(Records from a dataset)
┏━━

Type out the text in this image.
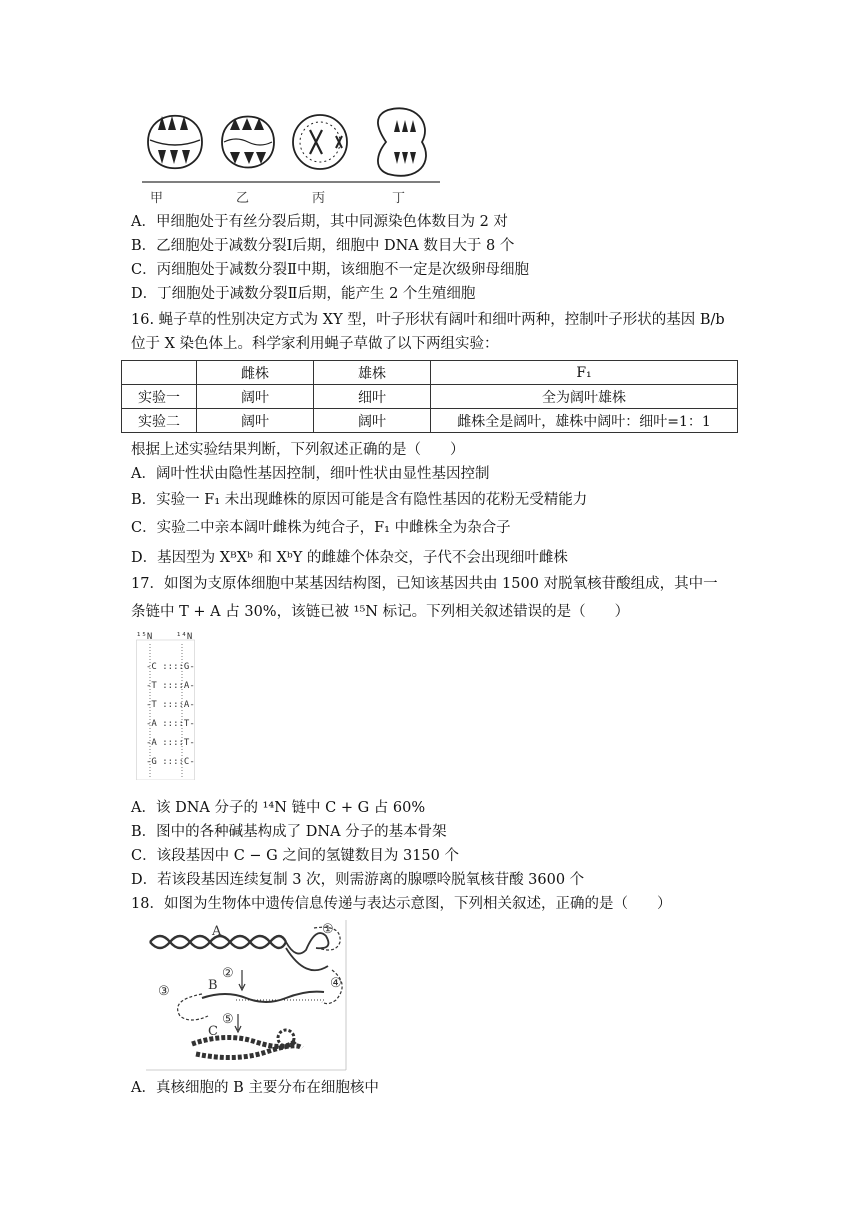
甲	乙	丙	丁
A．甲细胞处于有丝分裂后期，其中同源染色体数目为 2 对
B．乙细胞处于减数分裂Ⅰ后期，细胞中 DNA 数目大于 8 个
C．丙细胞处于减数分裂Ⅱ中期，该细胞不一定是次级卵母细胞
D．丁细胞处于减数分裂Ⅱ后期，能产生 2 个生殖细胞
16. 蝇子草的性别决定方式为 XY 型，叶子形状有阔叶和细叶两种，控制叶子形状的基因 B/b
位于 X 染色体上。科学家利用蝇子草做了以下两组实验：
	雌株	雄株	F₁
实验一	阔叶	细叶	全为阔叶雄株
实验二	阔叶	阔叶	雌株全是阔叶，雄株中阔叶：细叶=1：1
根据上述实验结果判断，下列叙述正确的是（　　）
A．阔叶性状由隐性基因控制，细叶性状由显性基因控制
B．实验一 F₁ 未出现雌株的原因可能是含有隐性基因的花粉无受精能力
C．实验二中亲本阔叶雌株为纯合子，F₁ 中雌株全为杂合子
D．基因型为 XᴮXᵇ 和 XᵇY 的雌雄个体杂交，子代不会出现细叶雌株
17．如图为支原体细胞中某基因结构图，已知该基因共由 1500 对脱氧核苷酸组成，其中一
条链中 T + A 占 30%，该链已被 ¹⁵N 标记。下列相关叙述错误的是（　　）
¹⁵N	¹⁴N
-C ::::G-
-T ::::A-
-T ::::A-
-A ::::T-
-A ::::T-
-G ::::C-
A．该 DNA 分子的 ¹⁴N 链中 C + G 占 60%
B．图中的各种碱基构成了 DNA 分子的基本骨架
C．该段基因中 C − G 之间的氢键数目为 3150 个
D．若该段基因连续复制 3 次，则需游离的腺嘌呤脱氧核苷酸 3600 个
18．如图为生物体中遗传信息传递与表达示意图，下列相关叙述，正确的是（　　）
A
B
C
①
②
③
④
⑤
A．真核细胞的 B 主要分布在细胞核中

┗━━
┏━━

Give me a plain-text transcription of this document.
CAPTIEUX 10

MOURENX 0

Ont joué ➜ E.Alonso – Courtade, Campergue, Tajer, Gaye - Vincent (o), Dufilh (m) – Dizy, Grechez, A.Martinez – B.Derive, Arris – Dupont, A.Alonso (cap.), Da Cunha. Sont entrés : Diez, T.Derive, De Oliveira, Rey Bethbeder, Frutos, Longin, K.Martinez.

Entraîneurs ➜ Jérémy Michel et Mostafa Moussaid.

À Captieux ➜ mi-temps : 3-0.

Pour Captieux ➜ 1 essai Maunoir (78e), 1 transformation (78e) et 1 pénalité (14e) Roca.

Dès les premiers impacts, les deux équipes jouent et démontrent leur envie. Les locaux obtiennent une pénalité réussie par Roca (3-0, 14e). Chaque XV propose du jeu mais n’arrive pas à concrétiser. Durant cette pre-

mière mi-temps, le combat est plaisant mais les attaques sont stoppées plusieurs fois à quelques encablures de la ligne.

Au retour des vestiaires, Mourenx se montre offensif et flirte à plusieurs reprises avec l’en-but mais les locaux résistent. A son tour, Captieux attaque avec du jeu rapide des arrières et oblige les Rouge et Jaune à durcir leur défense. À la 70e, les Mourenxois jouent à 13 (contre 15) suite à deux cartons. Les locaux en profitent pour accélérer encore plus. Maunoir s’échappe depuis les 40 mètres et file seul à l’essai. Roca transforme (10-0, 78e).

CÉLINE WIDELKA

┗━━

> _To do_: Take each line containing the string "text" and copy it out.

> _Completed exercise_:
Type out the text in this image.
Give me a plain-text transcription of this document.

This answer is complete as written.